» MATERIAL:
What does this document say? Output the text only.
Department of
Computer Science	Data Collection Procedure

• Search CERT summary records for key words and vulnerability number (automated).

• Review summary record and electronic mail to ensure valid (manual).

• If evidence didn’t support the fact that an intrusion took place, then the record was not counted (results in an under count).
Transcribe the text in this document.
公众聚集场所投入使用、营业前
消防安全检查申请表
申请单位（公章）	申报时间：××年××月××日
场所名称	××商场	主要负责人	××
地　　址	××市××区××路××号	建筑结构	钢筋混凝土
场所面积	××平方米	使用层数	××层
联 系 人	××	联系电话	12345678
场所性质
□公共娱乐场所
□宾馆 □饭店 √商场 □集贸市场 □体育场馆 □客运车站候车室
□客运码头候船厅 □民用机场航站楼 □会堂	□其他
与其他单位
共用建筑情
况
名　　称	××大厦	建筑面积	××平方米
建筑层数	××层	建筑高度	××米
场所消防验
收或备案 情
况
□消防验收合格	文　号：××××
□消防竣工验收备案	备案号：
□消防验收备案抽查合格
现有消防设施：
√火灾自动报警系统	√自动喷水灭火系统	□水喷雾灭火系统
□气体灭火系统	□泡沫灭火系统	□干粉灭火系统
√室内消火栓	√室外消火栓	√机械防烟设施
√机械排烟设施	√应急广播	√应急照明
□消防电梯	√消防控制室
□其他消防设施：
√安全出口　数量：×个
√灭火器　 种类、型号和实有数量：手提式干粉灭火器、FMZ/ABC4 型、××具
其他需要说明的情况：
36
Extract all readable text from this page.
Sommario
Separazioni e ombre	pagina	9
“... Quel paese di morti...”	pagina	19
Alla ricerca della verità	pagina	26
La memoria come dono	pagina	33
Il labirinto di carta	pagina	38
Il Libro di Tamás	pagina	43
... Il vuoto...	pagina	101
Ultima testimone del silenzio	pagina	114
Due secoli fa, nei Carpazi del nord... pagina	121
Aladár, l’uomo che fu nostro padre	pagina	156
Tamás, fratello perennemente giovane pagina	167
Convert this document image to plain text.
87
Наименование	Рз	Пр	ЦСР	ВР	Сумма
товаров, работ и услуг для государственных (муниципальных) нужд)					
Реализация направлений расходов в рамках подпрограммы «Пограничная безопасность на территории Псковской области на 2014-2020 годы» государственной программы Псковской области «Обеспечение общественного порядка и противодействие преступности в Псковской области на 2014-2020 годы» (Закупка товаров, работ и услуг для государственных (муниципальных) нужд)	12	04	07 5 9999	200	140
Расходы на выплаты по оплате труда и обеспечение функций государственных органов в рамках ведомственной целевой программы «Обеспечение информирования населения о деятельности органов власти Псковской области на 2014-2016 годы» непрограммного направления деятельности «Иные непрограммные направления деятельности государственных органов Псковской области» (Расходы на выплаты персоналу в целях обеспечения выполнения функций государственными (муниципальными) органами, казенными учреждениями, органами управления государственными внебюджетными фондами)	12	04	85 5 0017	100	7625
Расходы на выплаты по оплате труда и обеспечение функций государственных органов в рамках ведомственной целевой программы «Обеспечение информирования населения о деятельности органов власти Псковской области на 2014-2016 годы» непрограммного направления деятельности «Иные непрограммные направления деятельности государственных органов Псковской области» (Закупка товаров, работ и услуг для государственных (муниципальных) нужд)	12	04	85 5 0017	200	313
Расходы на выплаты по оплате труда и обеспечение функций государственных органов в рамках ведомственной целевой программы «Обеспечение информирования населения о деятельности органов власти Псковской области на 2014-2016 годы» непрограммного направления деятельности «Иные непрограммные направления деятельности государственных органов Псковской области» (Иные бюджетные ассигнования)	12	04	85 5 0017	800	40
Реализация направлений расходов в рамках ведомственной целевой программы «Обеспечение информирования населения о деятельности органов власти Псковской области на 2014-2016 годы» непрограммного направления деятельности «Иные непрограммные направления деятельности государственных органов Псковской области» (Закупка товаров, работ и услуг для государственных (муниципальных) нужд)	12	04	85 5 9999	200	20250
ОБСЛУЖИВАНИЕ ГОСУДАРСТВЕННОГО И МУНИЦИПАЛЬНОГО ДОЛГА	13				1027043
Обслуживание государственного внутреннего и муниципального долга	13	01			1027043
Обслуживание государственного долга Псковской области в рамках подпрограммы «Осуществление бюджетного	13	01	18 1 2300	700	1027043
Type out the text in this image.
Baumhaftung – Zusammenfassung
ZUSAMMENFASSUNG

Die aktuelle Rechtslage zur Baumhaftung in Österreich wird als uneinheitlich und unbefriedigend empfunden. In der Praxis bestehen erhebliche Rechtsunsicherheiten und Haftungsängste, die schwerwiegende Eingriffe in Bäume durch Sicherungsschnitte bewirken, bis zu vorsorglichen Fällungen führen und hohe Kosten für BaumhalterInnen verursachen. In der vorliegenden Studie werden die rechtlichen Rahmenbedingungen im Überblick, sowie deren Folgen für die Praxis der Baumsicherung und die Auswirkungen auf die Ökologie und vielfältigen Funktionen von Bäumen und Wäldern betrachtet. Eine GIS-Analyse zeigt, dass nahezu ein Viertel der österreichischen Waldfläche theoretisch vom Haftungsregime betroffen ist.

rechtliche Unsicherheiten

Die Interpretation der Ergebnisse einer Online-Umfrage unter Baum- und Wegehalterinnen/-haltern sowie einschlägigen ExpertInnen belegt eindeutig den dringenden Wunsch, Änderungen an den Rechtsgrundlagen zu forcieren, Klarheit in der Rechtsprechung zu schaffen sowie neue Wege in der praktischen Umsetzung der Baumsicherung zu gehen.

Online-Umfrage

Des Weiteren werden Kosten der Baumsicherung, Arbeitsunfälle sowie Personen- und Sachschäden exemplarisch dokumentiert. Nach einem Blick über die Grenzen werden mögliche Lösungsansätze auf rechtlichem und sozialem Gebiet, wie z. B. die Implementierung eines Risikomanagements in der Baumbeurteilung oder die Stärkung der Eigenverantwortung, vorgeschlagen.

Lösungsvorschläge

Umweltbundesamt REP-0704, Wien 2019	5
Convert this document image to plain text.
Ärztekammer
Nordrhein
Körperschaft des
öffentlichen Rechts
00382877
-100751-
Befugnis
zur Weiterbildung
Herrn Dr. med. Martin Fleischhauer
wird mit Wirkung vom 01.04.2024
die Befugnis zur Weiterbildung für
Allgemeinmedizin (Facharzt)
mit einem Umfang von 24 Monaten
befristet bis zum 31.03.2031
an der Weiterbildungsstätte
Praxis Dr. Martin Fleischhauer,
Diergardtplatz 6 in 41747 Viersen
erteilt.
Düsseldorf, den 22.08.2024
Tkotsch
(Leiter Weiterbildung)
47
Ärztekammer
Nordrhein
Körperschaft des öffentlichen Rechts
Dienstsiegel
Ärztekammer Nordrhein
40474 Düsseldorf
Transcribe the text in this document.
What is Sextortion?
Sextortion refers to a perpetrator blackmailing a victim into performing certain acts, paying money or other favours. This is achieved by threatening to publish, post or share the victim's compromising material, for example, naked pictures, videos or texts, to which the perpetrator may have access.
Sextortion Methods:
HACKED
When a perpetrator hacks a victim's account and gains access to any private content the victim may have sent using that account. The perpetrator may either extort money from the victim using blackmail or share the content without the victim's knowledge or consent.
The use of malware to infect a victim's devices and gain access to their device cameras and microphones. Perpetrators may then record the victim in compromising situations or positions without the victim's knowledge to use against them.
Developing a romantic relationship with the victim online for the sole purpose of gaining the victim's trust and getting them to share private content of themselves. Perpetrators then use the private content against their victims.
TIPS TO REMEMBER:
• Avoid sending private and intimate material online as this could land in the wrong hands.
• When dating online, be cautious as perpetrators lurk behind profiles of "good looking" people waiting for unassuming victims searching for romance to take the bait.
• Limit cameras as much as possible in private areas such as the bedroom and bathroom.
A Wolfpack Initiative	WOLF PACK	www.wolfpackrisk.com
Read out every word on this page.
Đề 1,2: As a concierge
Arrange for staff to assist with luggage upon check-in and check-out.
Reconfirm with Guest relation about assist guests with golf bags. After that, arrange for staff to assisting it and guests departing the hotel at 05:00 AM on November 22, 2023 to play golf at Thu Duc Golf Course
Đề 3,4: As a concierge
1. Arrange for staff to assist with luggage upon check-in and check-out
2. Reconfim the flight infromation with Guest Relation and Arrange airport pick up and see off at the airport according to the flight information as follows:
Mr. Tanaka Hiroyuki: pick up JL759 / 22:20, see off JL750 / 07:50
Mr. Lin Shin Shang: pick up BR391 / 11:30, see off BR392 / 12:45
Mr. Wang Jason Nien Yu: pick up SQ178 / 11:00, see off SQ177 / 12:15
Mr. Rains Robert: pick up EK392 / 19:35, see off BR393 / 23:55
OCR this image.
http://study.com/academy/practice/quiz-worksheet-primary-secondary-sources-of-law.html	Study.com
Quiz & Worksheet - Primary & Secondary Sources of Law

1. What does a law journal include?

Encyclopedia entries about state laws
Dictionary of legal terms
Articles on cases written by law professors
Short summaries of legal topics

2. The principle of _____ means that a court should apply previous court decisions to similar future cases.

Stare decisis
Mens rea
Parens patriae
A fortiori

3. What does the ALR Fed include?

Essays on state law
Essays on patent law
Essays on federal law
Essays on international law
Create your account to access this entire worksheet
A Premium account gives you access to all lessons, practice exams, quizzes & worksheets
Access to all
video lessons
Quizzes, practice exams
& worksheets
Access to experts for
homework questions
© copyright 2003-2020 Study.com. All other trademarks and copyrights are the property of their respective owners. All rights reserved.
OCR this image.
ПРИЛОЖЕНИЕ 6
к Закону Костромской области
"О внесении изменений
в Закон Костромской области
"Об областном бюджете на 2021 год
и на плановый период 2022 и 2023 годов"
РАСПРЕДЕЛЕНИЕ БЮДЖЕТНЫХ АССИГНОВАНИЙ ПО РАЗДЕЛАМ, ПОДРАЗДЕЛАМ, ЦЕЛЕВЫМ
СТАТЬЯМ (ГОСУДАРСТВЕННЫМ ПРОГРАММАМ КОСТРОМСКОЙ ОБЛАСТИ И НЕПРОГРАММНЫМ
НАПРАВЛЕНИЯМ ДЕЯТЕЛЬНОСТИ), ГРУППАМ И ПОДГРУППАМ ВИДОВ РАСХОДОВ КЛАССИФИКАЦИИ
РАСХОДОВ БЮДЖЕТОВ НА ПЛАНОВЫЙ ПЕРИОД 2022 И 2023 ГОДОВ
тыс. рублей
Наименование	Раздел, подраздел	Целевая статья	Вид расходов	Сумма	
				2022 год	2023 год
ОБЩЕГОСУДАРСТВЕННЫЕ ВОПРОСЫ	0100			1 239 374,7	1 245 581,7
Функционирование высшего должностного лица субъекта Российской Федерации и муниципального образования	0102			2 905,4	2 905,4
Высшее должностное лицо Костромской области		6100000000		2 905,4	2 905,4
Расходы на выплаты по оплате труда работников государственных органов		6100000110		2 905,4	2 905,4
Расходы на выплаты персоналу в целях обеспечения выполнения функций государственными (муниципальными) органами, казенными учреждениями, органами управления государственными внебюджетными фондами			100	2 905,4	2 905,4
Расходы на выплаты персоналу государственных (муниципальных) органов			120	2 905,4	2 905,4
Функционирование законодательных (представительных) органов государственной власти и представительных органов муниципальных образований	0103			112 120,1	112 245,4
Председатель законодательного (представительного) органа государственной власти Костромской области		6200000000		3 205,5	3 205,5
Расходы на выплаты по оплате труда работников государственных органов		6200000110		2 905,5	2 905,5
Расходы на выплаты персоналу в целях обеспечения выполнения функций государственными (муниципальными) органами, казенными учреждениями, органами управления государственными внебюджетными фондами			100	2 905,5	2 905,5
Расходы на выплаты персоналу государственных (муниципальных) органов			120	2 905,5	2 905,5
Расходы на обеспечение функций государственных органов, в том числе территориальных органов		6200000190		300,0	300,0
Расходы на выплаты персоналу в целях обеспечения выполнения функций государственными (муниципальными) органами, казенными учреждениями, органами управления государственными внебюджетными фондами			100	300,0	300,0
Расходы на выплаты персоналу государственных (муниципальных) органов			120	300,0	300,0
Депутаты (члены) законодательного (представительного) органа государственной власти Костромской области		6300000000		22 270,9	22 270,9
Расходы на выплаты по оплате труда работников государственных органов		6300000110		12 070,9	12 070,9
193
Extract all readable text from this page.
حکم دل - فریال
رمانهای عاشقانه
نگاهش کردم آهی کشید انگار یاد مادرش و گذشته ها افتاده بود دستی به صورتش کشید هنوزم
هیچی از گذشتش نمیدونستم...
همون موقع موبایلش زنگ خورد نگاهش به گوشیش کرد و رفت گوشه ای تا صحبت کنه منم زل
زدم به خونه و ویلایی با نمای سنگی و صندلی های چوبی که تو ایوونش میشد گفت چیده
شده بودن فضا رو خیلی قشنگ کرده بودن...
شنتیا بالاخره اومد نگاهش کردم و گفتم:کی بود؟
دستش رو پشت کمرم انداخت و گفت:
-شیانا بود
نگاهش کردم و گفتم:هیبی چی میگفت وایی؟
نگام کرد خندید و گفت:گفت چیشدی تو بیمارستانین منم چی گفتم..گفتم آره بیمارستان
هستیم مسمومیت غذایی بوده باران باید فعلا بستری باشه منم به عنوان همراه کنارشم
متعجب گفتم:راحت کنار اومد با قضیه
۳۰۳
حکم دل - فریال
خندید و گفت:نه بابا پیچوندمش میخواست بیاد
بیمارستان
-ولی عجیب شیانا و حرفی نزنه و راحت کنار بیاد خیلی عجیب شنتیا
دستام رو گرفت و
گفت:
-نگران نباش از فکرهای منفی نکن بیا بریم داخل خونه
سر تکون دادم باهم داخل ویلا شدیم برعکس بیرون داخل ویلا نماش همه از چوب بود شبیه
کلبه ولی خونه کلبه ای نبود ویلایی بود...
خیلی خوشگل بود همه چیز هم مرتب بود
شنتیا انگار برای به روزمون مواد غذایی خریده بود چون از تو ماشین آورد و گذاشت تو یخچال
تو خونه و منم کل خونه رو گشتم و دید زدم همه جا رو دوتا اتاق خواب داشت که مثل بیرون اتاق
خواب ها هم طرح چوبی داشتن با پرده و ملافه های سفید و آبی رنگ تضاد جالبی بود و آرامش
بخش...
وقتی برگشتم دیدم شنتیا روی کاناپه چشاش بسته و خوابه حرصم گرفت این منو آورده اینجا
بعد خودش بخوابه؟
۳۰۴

» WHAT IS EXPECTED:
Each line above that includes "управления" should be shown.

» EXERCISE ANSWER:
Расходы на выплаты по оплате труда и обеспечение функций государственных органов в рамках ведомственной целевой программы «Обеспечение информирования населения о деятельности органов власти Псковской области на 2014-2016 годы» непрограммного направления деятельности «Иные непрограммные направления деятельности государственных органов Псковской области» (Расходы на выплаты персоналу в целях обеспечения выполнения функций государственными (муниципальными) органами, казенными учреждениями, органами управления государственными внебюджетными фондами)	12	04	85 5 0017	100	7625
Расходы на выплаты персоналу в целях обеспечения выполнения функций государственными (муниципальными) органами, казенными учреждениями, органами управления государственными внебюджетными фондами			100	2 905,4	2 905,4
Расходы на выплаты персоналу в целях обеспечения выполнения функций государственными (муниципальными) органами, казенными учреждениями, органами управления государственными внебюджетными фондами			100	2 905,5	2 905,5
Расходы на выплаты персоналу в целях обеспечения выполнения функций государственными (муниципальными) органами, казенными учреждениями, органами управления государственными внебюджетными фондами			100	300,0	300,0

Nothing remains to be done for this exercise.